(Dataset entries)
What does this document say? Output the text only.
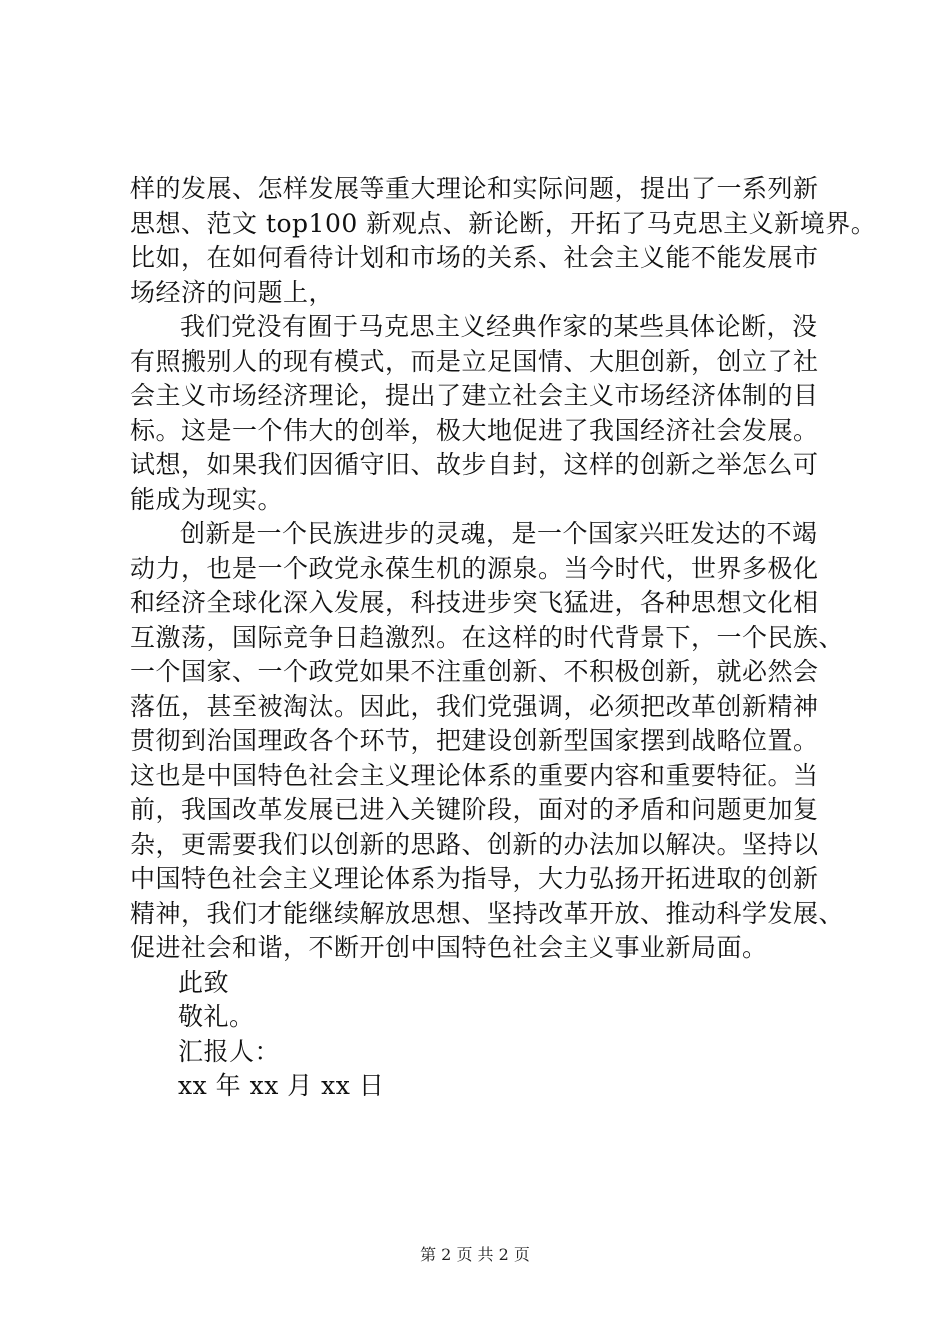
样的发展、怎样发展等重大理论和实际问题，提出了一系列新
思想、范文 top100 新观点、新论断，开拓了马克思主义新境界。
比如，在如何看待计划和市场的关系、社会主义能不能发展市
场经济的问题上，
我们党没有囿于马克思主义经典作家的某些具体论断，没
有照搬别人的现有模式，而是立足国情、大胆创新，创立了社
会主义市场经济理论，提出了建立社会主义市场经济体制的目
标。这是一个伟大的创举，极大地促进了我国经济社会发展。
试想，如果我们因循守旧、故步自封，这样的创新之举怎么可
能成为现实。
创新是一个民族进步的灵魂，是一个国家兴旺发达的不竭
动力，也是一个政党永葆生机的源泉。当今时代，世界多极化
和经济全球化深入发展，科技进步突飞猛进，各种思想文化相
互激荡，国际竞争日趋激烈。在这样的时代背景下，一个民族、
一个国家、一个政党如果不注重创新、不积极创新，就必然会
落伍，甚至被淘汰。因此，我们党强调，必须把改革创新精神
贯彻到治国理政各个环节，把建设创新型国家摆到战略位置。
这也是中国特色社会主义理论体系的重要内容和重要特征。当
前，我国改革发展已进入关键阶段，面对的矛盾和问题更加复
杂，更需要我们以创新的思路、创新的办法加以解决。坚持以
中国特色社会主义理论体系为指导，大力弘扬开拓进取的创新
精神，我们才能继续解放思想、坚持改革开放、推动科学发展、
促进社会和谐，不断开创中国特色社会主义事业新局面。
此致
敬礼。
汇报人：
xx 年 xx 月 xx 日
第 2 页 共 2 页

# Work to do:
Using the data above, write out every line exactly, leaving the images behind.

# Solution for this problem:
What does this document say? Output the text only.
样的发展、怎样发展等重大理论和实际问题，提出了一系列新
思想、范文 top100 新观点、新论断，开拓了马克思主义新境界。
比如，在如何看待计划和市场的关系、社会主义能不能发展市
场经济的问题上，
我们党没有囿于马克思主义经典作家的某些具体论断，没
有照搬别人的现有模式，而是立足国情、大胆创新，创立了社
会主义市场经济理论，提出了建立社会主义市场经济体制的目
标。这是一个伟大的创举，极大地促进了我国经济社会发展。
试想，如果我们因循守旧、故步自封，这样的创新之举怎么可
能成为现实。
创新是一个民族进步的灵魂，是一个国家兴旺发达的不竭
动力，也是一个政党永葆生机的源泉。当今时代，世界多极化
和经济全球化深入发展，科技进步突飞猛进，各种思想文化相
互激荡，国际竞争日趋激烈。在这样的时代背景下，一个民族、
一个国家、一个政党如果不注重创新、不积极创新，就必然会
落伍，甚至被淘汰。因此，我们党强调，必须把改革创新精神
贯彻到治国理政各个环节，把建设创新型国家摆到战略位置。
这也是中国特色社会主义理论体系的重要内容和重要特征。当
前，我国改革发展已进入关键阶段，面对的矛盾和问题更加复
杂，更需要我们以创新的思路、创新的办法加以解决。坚持以
中国特色社会主义理论体系为指导，大力弘扬开拓进取的创新
精神，我们才能继续解放思想、坚持改革开放、推动科学发展、
促进社会和谐，不断开创中国特色社会主义事业新局面。
此致
敬礼。
汇报人：
xx 年 xx 月 xx 日
第 2 页 共 2 页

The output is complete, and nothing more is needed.